TASK DESCRIPTION: Return every line of the records below verbatim, with no pictures in the copy.

EXERCISE DATA:
:::::

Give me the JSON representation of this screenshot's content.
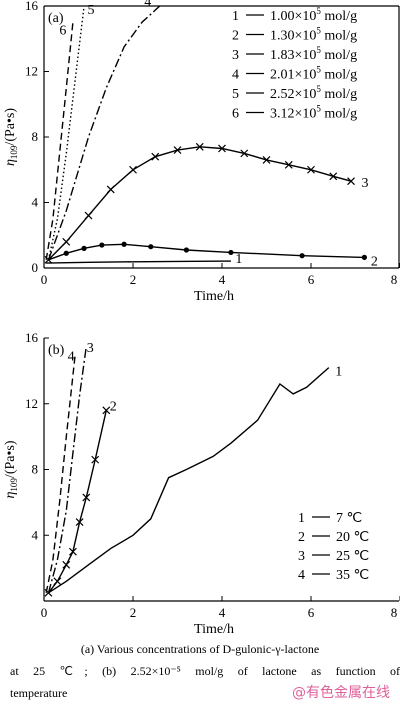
{
  "chart_data": [
    {
      "type": "line",
      "panel_label": "(a)",
      "xlabel": "Time/h",
      "ylabel_main": "η",
      "ylabel_sub": "109",
      "ylabel_unit": "/(Pa•s)",
      "xlim": [
        0,
        8
      ],
      "ylim": [
        0,
        16
      ],
      "xticks": [
        "0",
        "2",
        "4",
        "6",
        "8"
      ],
      "yticks": [
        "0",
        "4",
        "8",
        "12",
        "16"
      ],
      "legend": [
        {
          "num": "1",
          "label": "1.00×10",
          "exp": "5",
          "unit": " mol/g"
        },
        {
          "num": "2",
          "label": "1.30×10",
          "exp": "5",
          "unit": " mol/g"
        },
        {
          "num": "3",
          "label": "1.83×10",
          "exp": "5",
          "unit": " mol/g"
        },
        {
          "num": "4",
          "label": "2.01×10",
          "exp": "5",
          "unit": " mol/g"
        },
        {
          "num": "5",
          "label": "2.52×10",
          "exp": "5",
          "unit": " mol/g"
        },
        {
          "num": "6",
          "label": "3.12×10",
          "exp": "5",
          "unit": " mol/g"
        }
      ],
      "series": [
        {
          "id": "1",
          "style": "solid",
          "marker": "none",
          "x": [
            0.05,
            1,
            2,
            3,
            4.2
          ],
          "y": [
            0.3,
            0.35,
            0.38,
            0.4,
            0.42
          ]
        },
        {
          "id": "2",
          "style": "solid",
          "marker": "dot",
          "x": [
            0.1,
            0.5,
            0.9,
            1.3,
            1.8,
            2.4,
            3.2,
            4.2,
            5.8,
            7.2
          ],
          "y": [
            0.5,
            0.9,
            1.2,
            1.4,
            1.45,
            1.3,
            1.1,
            0.95,
            0.75,
            0.65
          ]
        },
        {
          "id": "3",
          "style": "solid",
          "marker": "cross",
          "x": [
            0.1,
            0.5,
            1,
            1.5,
            2,
            2.5,
            3,
            3.5,
            4,
            4.5,
            5,
            5.5,
            6,
            6.5,
            6.9
          ],
          "y": [
            0.5,
            1.6,
            3.2,
            4.8,
            6.0,
            6.8,
            7.2,
            7.4,
            7.3,
            7.0,
            6.6,
            6.3,
            6.0,
            5.6,
            5.3
          ]
        },
        {
          "id": "4",
          "style": "dashdot",
          "marker": "none",
          "x": [
            0.1,
            0.5,
            1,
            1.4,
            1.8,
            2.2,
            2.6
          ],
          "y": [
            0.5,
            3.5,
            8,
            11,
            13.5,
            15,
            16
          ]
        },
        {
          "id": "5",
          "style": "dotted",
          "marker": "none",
          "x": [
            0.1,
            0.3,
            0.5,
            0.7,
            0.9
          ],
          "y": [
            0.5,
            3,
            7,
            11.5,
            16
          ]
        },
        {
          "id": "6",
          "style": "dashed",
          "marker": "none",
          "x": [
            0.05,
            0.2,
            0.35,
            0.5,
            0.65
          ],
          "y": [
            0.5,
            3,
            7,
            11,
            15
          ]
        }
      ]
    },
    {
      "type": "line",
      "panel_label": "(b)",
      "xlabel": "Time/h",
      "ylabel_main": "η",
      "ylabel_sub": "109",
      "ylabel_unit": "/(Pa•s)",
      "xlim": [
        0,
        8
      ],
      "ylim": [
        0,
        16
      ],
      "xticks": [
        "0",
        "2",
        "4",
        "6",
        "8"
      ],
      "yticks": [
        "4",
        "8",
        "12",
        "16"
      ],
      "legend": [
        {
          "num": "1",
          "label": "7 ℃"
        },
        {
          "num": "2",
          "label": "20 ℃"
        },
        {
          "num": "3",
          "label": "25 ℃"
        },
        {
          "num": "4",
          "label": "35 ℃"
        }
      ],
      "series": [
        {
          "id": "1",
          "style": "solid",
          "marker": "none",
          "x": [
            0.1,
            0.5,
            1,
            1.5,
            2,
            2.4,
            2.8,
            3.2,
            3.8,
            4.2,
            4.8,
            5.3,
            5.6,
            5.9,
            6.4
          ],
          "y": [
            0.5,
            1.2,
            2.2,
            3.2,
            4.0,
            5.0,
            7.5,
            8.0,
            8.8,
            9.6,
            11.0,
            13.2,
            12.6,
            13.0,
            14.2
          ]
        },
        {
          "id": "2",
          "style": "solid",
          "marker": "cross",
          "x": [
            0.1,
            0.3,
            0.5,
            0.65,
            0.8,
            0.95,
            1.15,
            1.4
          ],
          "y": [
            0.5,
            1.2,
            2.2,
            3.0,
            4.8,
            6.3,
            8.6,
            11.6
          ]
        },
        {
          "id": "3",
          "style": "dashdot",
          "marker": "none",
          "x": [
            0.1,
            0.3,
            0.5,
            0.65,
            0.8,
            0.95
          ],
          "y": [
            0.5,
            2.5,
            5.5,
            9,
            12.5,
            15.5
          ]
        },
        {
          "id": "4",
          "style": "dashed",
          "marker": "none",
          "x": [
            0.05,
            0.2,
            0.35,
            0.5,
            0.7
          ],
          "y": [
            0.5,
            2.5,
            6,
            10,
            15
          ]
        }
      ]
    }
  ],
  "caption": {
    "line1": "(a) Various concentrations of D-gulonic-γ-lactone",
    "line2": "at 25 ℃; (b) 2.52×10⁻⁵ mol/g of lactone as function of",
    "line3": "temperature"
  },
  "watermark": "@有色金属在线"
}
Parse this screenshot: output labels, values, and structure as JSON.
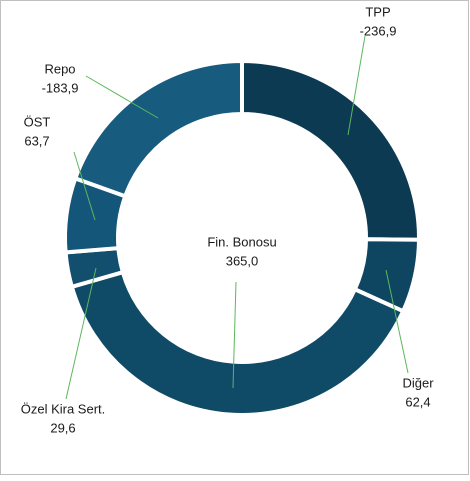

:::::

EXPECTED OUTPUT:
Give me the JSON representation of this screenshot's content.
{
  "chart_data": [
    {
      "type": "line",
      "panel_label": "(a)",
      "xlabel": "Time/h",
      "ylabel_main": "η",
      "ylabel_sub": "109",
      "ylabel_unit": "/(Pa•s)",
      "xlim": [
        0,
        8
      ],
      "ylim": [
        0,
        16
      ],
      "xticks": [
        "0",
        "2",
        "4",
        "6",
        "8"
      ],
      "yticks": [
        "0",
        "4",
        "8",
        "12",
        "16"
      ],
      "legend": [
        {
          "num": "1",
          "label": "1.00×10",
          "exp": "5",
          "unit": " mol/g"
        },
        {
          "num": "2",
          "label": "1.30×10",
          "exp": "5",
          "unit": " mol/g"
        },
        {
          "num": "3",
          "label": "1.83×10",
          "exp": "5",
          "unit": " mol/g"
        },
        {
          "num": "4",
          "label": "2.01×10",
          "exp": "5",
          "unit": " mol/g"
        },
        {
          "num": "5",
          "label": "2.52×10",
          "exp": "5",
          "unit": " mol/g"
        },
        {
          "num": "6",
          "label": "3.12×10",
          "exp": "5",
          "unit": " mol/g"
        }
      ],
      "series": [
        {
          "id": "1",
          "style": "solid",
          "marker": "none",
          "x": [
            0.05,
            1,
            2,
            3,
            4.2
          ],
          "y": [
            0.3,
            0.35,
            0.38,
            0.4,
            0.42
          ]
        },
        {
          "id": "2",
          "style": "solid",
          "marker": "dot",
          "x": [
            0.1,
            0.5,
            0.9,
            1.3,
            1.8,
            2.4,
            3.2,
            4.2,
            5.8,
            7.2
          ],
          "y": [
            0.5,
            0.9,
            1.2,
            1.4,
            1.45,
            1.3,
            1.1,
            0.95,
            0.75,
            0.65
          ]
        },
        {
          "id": "3",
          "style": "solid",
          "marker": "cross",
          "x": [
            0.1,
            0.5,
            1,
            1.5,
            2,
            2.5,
            3,
            3.5,
            4,
            4.5,
            5,
            5.5,
            6,
            6.5,
            6.9
          ],
          "y": [
            0.5,
            1.6,
            3.2,
            4.8,
            6.0,
            6.8,
            7.2,
            7.4,
            7.3,
            7.0,
            6.6,
            6.3,
            6.0,
            5.6,
            5.3
          ]
        },
        {
          "id": "4",
          "style": "dashdot",
          "marker": "none",
          "x": [
            0.1,
            0.5,
            1,
            1.4,
            1.8,
            2.2,
            2.6
          ],
          "y": [
            0.5,
            3.5,
            8,
            11,
            13.5,
            15,
            16
          ]
        },
        {
          "id": "5",
          "style": "dotted",
          "marker": "none",
          "x": [
            0.1,
            0.3,
            0.5,
            0.7,
            0.9
          ],
          "y": [
            0.5,
            3,
            7,
            11.5,
            16
          ]
        },
        {
          "id": "6",
          "style": "dashed",
          "marker": "none",
          "x": [
            0.05,
            0.2,
            0.35,
            0.5,
            0.65
          ],
          "y": [
            0.5,
            3,
            7,
            11,
            15
          ]
        }
      ]
    },
    {
      "type": "line",
      "panel_label": "(b)",
      "xlabel": "Time/h",
      "ylabel_main": "η",
      "ylabel_sub": "109",
      "ylabel_unit": "/(Pa•s)",
      "xlim": [
        0,
        8
      ],
      "ylim": [
        0,
        16
      ],
      "xticks": [
        "0",
        "2",
        "4",
        "6",
        "8"
      ],
      "yticks": [
        "4",
        "8",
        "12",
        "16"
      ],
      "legend": [
        {
          "num": "1",
          "label": "7 ℃"
        },
        {
          "num": "2",
          "label": "20 ℃"
        },
        {
          "num": "3",
          "label": "25 ℃"
        },
        {
          "num": "4",
          "label": "35 ℃"
        }
      ],
      "series": [
        {
          "id": "1",
          "style": "solid",
          "marker": "none",
          "x": [
            0.1,
            0.5,
            1,
            1.5,
            2,
            2.4,
            2.8,
            3.2,
            3.8,
            4.2,
            4.8,
            5.3,
            5.6,
            5.9,
            6.4
          ],
          "y": [
            0.5,
            1.2,
            2.2,
            3.2,
            4.0,
            5.0,
            7.5,
            8.0,
            8.8,
            9.6,
            11.0,
            13.2,
            12.6,
            13.0,
            14.2
          ]
        },
        {
          "id": "2",
          "style": "solid",
          "marker": "cross",
          "x": [
            0.1,
            0.3,
            0.5,
            0.65,
            0.8,
            0.95,
            1.15,
            1.4
          ],
          "y": [
            0.5,
            1.2,
            2.2,
            3.0,
            4.8,
            6.3,
            8.6,
            11.6
          ]
        },
        {
          "id": "3",
          "style": "dashdot",
          "marker": "none",
          "x": [
            0.1,
            0.3,
            0.5,
            0.65,
            0.8,
            0.95
          ],
          "y": [
            0.5,
            2.5,
            5.5,
            9,
            12.5,
            15.5
          ]
        },
        {
          "id": "4",
          "style": "dashed",
          "marker": "none",
          "x": [
            0.05,
            0.2,
            0.35,
            0.5,
            0.7
          ],
          "y": [
            0.5,
            2.5,
            6,
            10,
            15
          ]
        }
      ]
    }
  ],
  "caption": {
    "line1": "(a) Various concentrations of D-gulonic-γ-lactone",
    "line2": "at 25 ℃; (b) 2.52×10⁻⁵ mol/g of lactone as function of",
    "line3": "temperature"
  },
  "watermark": "@有色金属在线"
}
Parse this screenshot: output labels, values, and structure as JSON.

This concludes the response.